_Exercise details_.
Of the lines in the listing, how many include the string "Proqramda"? Write the number and nothing else.
□ □ □ □ □ □ □
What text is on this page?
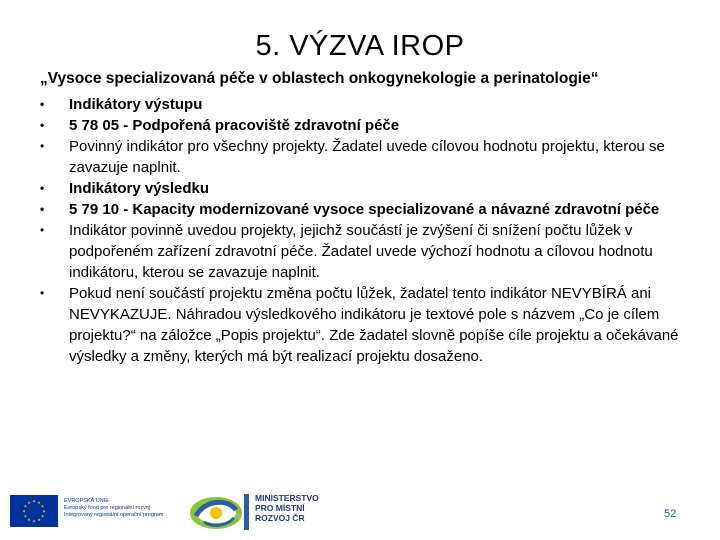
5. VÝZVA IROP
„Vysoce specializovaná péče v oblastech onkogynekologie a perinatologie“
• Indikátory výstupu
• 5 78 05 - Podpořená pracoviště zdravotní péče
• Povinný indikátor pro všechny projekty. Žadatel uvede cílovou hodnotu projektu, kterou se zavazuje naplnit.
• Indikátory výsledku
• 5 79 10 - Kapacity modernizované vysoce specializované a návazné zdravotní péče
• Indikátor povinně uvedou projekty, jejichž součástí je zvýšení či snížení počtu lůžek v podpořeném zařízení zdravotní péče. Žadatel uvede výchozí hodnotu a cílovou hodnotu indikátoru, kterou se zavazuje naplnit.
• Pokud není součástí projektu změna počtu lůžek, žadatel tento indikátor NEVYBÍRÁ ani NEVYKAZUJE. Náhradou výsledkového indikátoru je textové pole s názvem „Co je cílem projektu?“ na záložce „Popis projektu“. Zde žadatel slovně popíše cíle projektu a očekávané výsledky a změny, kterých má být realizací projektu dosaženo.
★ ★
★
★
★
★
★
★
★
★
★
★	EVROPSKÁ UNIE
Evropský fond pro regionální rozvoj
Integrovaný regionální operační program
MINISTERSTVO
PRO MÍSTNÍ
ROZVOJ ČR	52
□ □ □ □ □ □ □
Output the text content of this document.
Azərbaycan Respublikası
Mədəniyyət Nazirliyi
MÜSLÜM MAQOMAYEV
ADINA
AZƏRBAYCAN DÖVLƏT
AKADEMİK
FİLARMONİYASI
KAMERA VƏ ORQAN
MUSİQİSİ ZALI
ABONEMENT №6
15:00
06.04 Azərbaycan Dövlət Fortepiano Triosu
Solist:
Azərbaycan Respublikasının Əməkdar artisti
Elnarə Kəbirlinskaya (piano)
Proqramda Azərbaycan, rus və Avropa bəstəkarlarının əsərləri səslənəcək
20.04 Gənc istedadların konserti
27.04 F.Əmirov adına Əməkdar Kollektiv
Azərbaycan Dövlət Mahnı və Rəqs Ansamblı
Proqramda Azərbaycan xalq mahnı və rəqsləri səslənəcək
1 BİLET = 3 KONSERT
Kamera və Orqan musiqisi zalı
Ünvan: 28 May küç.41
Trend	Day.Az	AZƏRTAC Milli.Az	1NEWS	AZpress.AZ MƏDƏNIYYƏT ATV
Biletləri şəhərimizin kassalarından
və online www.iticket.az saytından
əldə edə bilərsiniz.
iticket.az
□ □ □ □ □ □ □
_Finished exercise_.
2